■ **Provided records**:
▬▬▬▬▬▬

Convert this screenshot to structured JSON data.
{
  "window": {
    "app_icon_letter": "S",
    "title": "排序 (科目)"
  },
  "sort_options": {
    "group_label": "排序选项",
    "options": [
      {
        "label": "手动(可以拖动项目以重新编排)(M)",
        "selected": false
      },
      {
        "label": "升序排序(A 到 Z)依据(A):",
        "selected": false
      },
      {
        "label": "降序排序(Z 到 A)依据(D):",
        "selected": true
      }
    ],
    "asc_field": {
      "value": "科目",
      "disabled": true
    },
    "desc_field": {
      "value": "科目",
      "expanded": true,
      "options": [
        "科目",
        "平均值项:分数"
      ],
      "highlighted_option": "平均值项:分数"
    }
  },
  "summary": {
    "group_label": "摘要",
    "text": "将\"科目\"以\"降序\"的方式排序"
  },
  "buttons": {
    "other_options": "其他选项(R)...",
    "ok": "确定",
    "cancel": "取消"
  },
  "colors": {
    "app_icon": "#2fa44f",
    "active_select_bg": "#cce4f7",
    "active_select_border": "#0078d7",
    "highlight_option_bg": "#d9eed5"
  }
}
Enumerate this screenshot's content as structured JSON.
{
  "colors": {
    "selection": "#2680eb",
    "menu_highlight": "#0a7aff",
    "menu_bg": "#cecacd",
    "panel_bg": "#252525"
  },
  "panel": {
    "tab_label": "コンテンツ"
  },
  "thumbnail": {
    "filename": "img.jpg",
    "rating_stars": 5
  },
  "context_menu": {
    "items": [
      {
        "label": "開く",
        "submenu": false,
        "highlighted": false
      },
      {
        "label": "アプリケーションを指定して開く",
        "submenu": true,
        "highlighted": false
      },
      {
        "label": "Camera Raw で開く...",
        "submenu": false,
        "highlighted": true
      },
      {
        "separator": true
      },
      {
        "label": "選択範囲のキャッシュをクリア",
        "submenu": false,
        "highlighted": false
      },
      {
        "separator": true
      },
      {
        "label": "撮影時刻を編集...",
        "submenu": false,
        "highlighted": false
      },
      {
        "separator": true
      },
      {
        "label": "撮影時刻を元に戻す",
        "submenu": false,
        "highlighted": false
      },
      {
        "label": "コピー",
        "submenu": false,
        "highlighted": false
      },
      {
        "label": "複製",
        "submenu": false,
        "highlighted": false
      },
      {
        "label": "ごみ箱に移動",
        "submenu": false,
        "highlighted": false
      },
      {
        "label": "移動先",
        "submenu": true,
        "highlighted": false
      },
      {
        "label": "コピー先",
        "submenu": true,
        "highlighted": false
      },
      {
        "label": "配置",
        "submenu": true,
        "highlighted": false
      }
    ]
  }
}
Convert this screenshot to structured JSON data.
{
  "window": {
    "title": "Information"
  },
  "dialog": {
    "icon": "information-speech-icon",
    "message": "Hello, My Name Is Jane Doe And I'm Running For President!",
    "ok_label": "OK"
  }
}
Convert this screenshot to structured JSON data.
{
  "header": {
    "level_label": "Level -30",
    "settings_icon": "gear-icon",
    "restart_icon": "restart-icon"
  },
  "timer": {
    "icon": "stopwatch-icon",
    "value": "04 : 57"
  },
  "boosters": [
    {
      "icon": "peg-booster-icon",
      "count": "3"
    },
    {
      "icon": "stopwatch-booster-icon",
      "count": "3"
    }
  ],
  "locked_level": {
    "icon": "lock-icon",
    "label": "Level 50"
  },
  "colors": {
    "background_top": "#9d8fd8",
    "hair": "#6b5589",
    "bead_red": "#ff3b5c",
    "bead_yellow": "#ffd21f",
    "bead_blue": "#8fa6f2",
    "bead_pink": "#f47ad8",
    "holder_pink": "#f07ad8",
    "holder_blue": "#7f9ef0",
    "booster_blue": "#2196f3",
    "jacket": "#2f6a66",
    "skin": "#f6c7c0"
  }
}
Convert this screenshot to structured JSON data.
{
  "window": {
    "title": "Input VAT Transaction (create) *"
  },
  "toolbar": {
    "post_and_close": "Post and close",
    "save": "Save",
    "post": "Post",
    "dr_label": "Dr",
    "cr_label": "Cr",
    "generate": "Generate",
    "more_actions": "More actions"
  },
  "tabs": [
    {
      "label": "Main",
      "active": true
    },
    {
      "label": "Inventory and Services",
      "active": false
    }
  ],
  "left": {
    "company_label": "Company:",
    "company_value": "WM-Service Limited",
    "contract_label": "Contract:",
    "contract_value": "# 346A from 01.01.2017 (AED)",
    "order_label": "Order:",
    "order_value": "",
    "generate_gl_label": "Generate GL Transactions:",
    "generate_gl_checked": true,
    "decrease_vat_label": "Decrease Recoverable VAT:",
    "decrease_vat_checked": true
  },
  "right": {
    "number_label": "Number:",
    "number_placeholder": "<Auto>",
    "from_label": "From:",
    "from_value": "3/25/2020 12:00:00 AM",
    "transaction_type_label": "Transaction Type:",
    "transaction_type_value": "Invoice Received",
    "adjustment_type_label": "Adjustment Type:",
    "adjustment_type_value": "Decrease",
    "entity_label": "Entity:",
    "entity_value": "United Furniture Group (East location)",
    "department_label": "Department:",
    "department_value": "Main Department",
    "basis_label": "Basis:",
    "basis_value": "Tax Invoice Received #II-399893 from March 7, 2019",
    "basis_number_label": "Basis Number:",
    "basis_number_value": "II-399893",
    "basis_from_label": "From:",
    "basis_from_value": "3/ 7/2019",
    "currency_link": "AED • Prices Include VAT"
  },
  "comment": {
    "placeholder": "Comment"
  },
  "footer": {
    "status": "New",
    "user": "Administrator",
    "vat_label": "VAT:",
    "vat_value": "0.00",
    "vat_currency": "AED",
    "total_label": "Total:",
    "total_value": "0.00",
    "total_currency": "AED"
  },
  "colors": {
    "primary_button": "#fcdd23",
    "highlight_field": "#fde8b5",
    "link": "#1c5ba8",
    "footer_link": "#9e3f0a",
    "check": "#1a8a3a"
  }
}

▬▬▬▬▬▬

■ **Goal**: Pick out, from the lines above, every one that contains the string "Received".

■ **Answer to the task**:
    "transaction_type_value": "Invoice Received",
    "basis_value": "Tax Invoice Received #II-399893 from March 7, 2019",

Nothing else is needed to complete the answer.